» Document extract:
|---|

They need to start worrying about losing sales to Nikon, though from all the black lenses at the Olympics, it looks like they already are...



cube
Aug 26, 2008, 02:54 PM
EOS cameras have no focus motor, so it MUST be in the lens.

robbieduncan
Aug 26, 2008, 02:56 PM
EOS cameras have no focus motor, so it MUST be in the lens.

It's in the lens, but it's not USM. Canon have quite a few older non-USM lenses. These tend to be characterised by slower auto-focus and higher noise whilst focusing. Unfortunately this new lens is saddled with the same limitations. In addition the focus ring rotates whilst auto focussing and there is no manual focus override without switching the switch to manual focus mode (unlike a USM lens).

goodmorning
Aug 26, 2008, 02:58 PM
EOS cameras have no focus motor, so it MUST be in the lens.

Right, and I'm surprised that they choose not to use the Ultrasonic Motor present in their mid to high-end lenses.

seenew
Aug 26, 2008, 03:17 PM
Right, and I'm surprised that they choose not to use the Ultrasonic Motor present in their high-end lenses.

an EF-S 18-200 isn't going to be a high end lens. With a zoom range that long, it's not going to be as fast or sharp as their other lenses.. This is a travel lens, more for the passionate amateur than a seasoned pro. At least, that's how I figure it.

ksz
Aug 26, 2008, 03:28 PM
The Nikon 18-200 is an AF-S (silent wave) lens with a list price of $669. I expected the Canon to have USM.

|---|

» Record extracts:
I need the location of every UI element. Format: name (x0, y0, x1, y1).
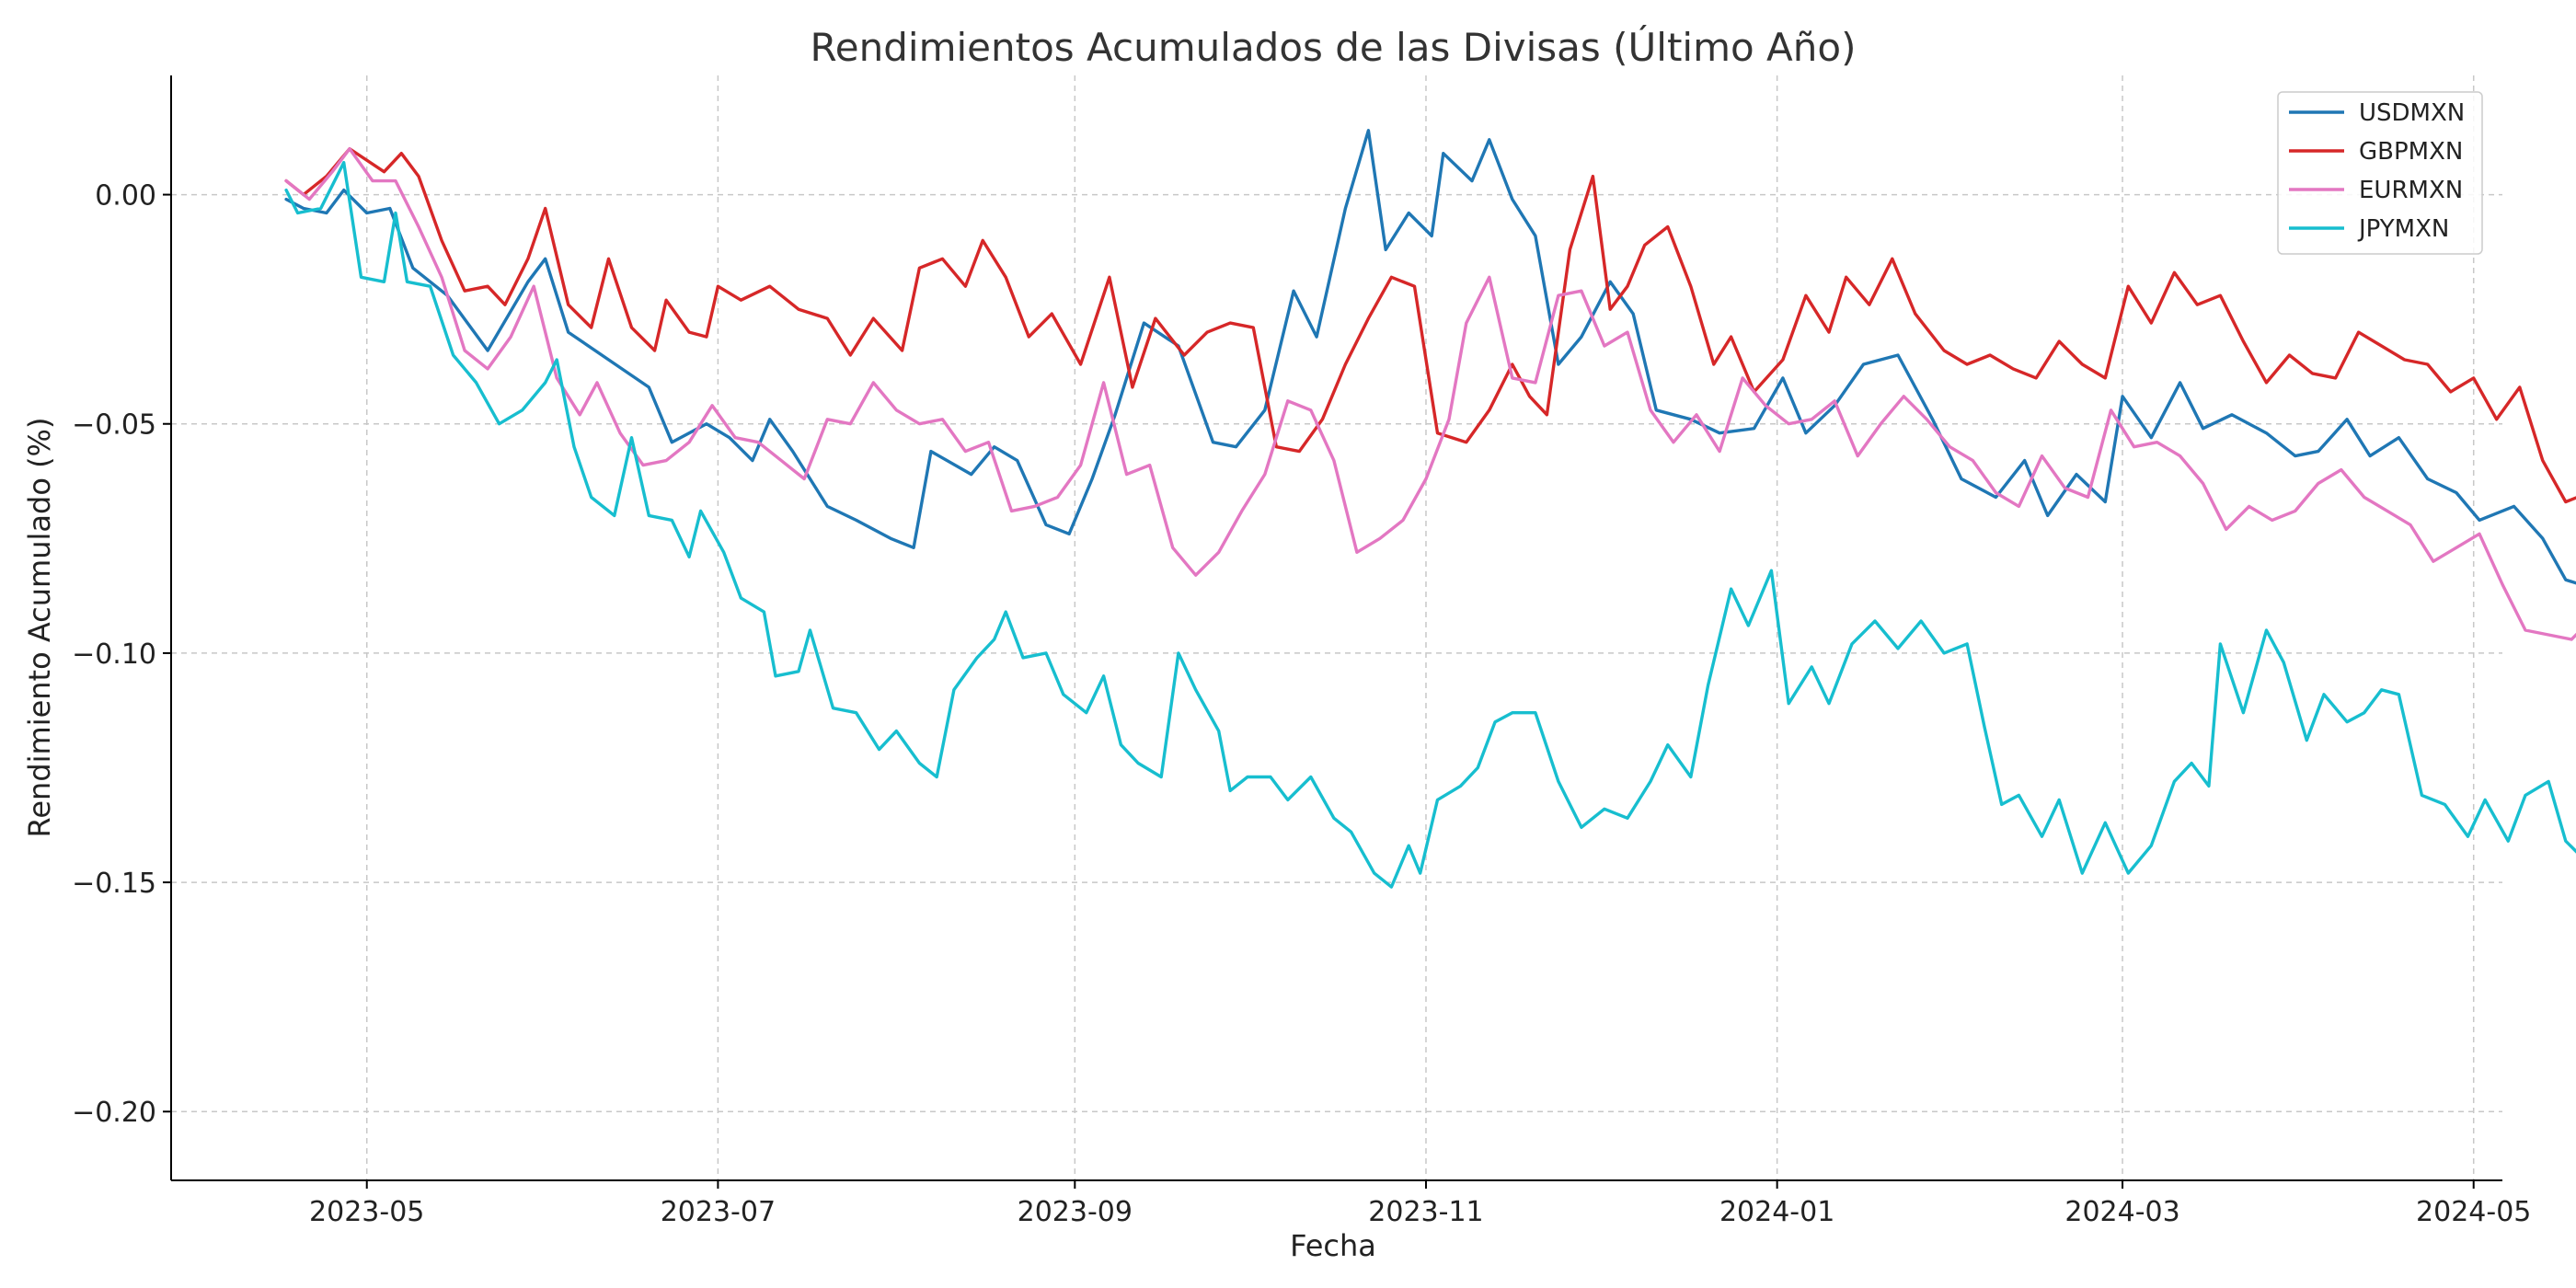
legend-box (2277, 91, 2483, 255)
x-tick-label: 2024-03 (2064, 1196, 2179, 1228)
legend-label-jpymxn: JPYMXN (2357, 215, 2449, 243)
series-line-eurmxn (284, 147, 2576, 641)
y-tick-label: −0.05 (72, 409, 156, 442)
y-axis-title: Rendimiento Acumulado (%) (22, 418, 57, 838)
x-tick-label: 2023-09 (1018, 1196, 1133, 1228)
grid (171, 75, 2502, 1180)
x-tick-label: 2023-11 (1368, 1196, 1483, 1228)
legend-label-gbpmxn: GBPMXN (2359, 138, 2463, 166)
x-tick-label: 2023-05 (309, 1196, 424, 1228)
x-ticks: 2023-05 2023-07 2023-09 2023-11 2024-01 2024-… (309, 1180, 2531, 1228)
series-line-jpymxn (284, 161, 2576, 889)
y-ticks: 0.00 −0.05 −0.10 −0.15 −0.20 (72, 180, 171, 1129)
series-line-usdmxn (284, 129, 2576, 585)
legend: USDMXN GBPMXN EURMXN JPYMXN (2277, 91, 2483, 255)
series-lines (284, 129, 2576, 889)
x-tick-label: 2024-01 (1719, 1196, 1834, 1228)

|---|

» Problem:
Continue the forum thread about Canon's new EF-S 18-200 lens, starting after its last post.

» Solved problem:
goodmorning
Aug 26, 2008, 03:29 PM
an EF-S 18-200 isn't going to be a high end lens. With a zoom range that long, it's not going to be as fast or sharp as their other lenses.. This is a travel lens, more for the passionate amateur than a seasoned pro. At least, that's how I figure it.

My mistake, I should have used the term "mid to high-end". My 28-135 IS has a USM and it certainly isn't high-end, and I am certainly a passionate amateur rather than a seasoned pro:o

Though the fact that the 28-135, 17-85, the mid-range primes, most of the mid-range third party lenses for Canon, and indeed the high-end L's have USM makes it all the more frustrating that the 18-200 doesn't.

seenew
Aug 26, 2008, 03:59 PM
My mistake, I should have used the term "mid to high-end". My 28-135 IS has a USM and it certainly isn't high-end, and I am certainly a passionate amateur rather than a seasoned pro:o

Though the fact that the 28-135, 17-85, the mid-range primes, most of the mid-range third party lenses for Canon, and indeed the high-end L's have USM makes it all the more frustrating that the 18-200 doesn't.

Hmm, you raise good points. Maybe I play devil's advocate too much. :)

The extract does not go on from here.